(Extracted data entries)
=-=-=
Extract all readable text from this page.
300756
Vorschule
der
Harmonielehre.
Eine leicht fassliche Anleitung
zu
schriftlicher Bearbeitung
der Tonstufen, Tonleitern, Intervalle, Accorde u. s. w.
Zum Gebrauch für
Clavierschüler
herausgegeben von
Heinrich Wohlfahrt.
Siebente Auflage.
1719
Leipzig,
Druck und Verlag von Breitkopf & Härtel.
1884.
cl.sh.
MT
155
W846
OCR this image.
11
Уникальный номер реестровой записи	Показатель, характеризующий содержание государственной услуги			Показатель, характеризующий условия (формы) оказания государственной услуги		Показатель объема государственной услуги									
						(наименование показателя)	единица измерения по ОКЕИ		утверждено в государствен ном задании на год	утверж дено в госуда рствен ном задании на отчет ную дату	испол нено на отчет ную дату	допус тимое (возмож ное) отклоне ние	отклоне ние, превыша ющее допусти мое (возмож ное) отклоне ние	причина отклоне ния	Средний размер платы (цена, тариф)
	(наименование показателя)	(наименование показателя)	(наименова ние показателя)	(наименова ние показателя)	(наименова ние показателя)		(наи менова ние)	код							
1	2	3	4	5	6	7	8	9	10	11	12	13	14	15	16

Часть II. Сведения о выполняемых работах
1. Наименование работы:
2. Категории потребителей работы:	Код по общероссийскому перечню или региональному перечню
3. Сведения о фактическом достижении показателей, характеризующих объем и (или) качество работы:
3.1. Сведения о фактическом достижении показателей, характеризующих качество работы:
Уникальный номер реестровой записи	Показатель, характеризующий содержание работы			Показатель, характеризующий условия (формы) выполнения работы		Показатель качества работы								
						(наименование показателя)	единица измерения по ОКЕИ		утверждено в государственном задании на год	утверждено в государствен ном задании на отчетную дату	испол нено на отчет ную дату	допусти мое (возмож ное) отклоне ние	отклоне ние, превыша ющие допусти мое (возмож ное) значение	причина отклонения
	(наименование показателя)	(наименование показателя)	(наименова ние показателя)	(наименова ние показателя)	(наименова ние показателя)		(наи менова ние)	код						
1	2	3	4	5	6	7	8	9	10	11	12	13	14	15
=-=-=
- Aim of the task:
Give back all the records exactly as they stand.

- Output below:
Extract all readable text from this page.
300756
Vorschule
der
Harmonielehre.
Eine leicht fassliche Anleitung
zu
schriftlicher Bearbeitung
der Tonstufen, Tonleitern, Intervalle, Accorde u. s. w.
Zum Gebrauch für
Clavierschüler
herausgegeben von
Heinrich Wohlfahrt.
Siebente Auflage.
1719
Leipzig,
Druck und Verlag von Breitkopf & Härtel.
1884.
cl.sh.
MT
155
W846
OCR this image.
11
Уникальный номер реестровой записи	Показатель, характеризующий содержание государственной услуги			Показатель, характеризующий условия (формы) оказания государственной услуги		Показатель объема государственной услуги									
						(наименование показателя)	единица измерения по ОКЕИ		утверждено в государствен ном задании на год	утверж дено в госуда рствен ном задании на отчет ную дату	испол нено на отчет ную дату	допус тимое (возмож ное) отклоне ние	отклоне ние, превыша ющее допусти мое (возмож ное) отклоне ние	причина отклоне ния	Средний размер платы (цена, тариф)
	(наименование показателя)	(наименование показателя)	(наименова ние показателя)	(наименова ние показателя)	(наименова ние показателя)		(наи менова ние)	код							
1	2	3	4	5	6	7	8	9	10	11	12	13	14	15	16

Часть II. Сведения о выполняемых работах
1. Наименование работы:
2. Категории потребителей работы:	Код по общероссийскому перечню или региональному перечню
3. Сведения о фактическом достижении показателей, характеризующих объем и (или) качество работы:
3.1. Сведения о фактическом достижении показателей, характеризующих качество работы:
Уникальный номер реестровой записи	Показатель, характеризующий содержание работы			Показатель, характеризующий условия (формы) выполнения работы		Показатель качества работы								
						(наименование показателя)	единица измерения по ОКЕИ		утверждено в государственном задании на год	утверждено в государствен ном задании на отчетную дату	испол нено на отчет ную дату	допусти мое (возмож ное) отклоне ние	отклоне ние, превыша ющие допусти мое (возмож ное) значение	причина отклонения
	(наименование показателя)	(наименование показателя)	(наименова ние показателя)	(наименова ние показателя)	(наименова ние показателя)		(наи менова ние)	код						
1	2	3	4	5	6	7	8	9	10	11	12	13	14	15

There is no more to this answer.